■ Task statement: Filter the records below down to lines containing "Temperature".

■ Data entries:

━━━

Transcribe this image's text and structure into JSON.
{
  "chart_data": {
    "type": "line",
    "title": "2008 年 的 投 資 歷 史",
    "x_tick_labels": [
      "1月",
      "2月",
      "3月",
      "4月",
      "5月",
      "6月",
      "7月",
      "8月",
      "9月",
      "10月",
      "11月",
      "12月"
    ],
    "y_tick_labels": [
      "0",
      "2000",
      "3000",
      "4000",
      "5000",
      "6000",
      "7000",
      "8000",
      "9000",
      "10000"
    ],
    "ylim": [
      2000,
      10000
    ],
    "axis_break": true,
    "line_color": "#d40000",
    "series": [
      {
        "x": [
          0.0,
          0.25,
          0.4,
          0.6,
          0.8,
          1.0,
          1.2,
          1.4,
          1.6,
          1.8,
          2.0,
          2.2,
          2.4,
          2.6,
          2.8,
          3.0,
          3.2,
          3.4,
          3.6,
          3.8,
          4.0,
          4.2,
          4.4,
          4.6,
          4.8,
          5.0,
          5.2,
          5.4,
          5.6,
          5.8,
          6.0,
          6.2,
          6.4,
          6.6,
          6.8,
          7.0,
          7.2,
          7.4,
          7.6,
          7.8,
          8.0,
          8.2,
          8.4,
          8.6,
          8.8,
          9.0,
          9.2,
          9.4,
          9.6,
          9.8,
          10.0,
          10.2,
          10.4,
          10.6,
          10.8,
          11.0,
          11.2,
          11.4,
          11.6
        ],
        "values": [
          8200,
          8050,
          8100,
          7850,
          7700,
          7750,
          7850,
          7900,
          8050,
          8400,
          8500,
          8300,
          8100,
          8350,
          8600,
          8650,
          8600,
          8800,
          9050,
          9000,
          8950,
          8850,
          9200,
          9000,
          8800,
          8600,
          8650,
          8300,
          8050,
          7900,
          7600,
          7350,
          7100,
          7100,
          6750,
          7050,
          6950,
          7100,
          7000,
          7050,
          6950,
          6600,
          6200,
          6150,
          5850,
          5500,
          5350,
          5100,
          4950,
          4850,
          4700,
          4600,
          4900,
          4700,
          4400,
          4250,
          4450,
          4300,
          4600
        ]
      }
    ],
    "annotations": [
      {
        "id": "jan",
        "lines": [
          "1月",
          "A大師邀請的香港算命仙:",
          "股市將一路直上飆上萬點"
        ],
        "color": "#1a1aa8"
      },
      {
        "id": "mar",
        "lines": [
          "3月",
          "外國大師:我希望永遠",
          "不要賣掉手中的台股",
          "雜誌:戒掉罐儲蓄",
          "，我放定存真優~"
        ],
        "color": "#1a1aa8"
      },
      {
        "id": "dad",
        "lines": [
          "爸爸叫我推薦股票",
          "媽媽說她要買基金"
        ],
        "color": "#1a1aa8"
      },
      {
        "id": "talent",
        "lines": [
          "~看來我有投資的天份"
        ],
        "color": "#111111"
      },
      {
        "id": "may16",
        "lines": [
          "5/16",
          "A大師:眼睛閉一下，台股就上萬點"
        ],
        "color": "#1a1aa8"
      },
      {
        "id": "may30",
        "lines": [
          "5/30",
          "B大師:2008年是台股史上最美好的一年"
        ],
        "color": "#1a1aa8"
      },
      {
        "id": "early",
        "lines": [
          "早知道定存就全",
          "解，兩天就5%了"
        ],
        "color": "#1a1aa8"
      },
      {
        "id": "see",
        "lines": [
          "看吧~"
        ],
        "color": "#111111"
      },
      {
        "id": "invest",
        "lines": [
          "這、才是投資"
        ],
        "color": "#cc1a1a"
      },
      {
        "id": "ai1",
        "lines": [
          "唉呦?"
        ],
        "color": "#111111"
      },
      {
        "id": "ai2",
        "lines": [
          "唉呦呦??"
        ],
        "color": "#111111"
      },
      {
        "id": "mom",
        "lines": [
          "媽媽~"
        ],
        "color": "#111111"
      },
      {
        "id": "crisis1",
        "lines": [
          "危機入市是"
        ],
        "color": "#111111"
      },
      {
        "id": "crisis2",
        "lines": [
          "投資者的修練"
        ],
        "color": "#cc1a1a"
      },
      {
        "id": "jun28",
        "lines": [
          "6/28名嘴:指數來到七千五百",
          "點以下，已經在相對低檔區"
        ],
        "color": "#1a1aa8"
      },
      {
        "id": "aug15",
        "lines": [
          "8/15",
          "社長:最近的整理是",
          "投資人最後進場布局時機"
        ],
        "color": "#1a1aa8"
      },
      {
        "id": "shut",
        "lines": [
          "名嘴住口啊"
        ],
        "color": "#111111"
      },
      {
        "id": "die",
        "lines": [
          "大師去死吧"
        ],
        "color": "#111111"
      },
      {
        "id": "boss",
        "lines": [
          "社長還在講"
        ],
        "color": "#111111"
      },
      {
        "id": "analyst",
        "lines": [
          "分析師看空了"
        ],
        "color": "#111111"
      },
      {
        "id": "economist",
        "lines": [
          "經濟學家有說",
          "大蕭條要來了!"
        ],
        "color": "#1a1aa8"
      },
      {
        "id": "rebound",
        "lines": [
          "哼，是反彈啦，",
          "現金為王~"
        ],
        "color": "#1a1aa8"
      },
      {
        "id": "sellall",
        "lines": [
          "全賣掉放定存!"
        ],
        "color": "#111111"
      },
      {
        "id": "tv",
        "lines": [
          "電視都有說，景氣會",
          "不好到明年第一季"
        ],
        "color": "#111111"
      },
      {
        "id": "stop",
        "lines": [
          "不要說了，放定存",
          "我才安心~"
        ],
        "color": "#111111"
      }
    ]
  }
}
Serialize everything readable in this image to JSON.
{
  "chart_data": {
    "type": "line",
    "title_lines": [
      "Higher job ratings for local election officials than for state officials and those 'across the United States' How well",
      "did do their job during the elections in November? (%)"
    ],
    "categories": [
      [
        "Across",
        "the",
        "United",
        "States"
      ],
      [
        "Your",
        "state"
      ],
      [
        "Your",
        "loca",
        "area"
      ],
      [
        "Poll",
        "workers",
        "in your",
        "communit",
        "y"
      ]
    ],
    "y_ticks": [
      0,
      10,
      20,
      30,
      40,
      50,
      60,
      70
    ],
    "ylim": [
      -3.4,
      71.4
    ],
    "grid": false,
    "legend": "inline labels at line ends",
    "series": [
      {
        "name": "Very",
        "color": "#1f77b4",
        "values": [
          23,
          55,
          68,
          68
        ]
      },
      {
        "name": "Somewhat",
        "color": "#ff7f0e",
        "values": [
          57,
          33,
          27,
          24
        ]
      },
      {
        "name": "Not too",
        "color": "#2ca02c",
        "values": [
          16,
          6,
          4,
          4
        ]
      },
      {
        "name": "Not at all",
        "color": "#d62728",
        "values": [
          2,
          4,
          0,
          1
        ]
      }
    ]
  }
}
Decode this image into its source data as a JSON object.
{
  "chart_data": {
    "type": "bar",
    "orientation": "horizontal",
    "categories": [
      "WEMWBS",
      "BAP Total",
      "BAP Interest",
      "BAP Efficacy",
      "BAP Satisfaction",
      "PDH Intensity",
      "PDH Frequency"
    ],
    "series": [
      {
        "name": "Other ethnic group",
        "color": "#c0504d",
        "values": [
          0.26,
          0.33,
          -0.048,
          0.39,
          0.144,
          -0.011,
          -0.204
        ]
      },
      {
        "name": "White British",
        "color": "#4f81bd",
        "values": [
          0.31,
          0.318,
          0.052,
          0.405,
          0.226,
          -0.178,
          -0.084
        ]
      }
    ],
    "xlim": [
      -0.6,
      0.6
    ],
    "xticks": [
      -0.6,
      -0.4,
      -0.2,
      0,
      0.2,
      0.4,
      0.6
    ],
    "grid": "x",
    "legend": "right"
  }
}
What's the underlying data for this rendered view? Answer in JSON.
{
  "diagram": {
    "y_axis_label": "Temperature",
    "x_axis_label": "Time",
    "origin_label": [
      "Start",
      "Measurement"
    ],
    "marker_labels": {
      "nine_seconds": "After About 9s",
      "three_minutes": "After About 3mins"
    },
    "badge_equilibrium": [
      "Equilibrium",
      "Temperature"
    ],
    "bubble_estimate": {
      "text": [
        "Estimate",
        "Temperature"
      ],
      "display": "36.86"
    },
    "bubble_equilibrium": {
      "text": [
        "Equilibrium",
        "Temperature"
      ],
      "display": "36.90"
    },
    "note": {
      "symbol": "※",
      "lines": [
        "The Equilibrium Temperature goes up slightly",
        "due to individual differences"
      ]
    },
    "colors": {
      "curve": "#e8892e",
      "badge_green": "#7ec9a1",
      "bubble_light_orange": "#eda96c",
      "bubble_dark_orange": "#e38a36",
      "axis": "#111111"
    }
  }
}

━━━

■ Result of this exercise:
    "y_axis_label": "Temperature",
      "Temperature"
        "Temperature"
        "Temperature"
        "The Equilibrium Temperature goes up slightly",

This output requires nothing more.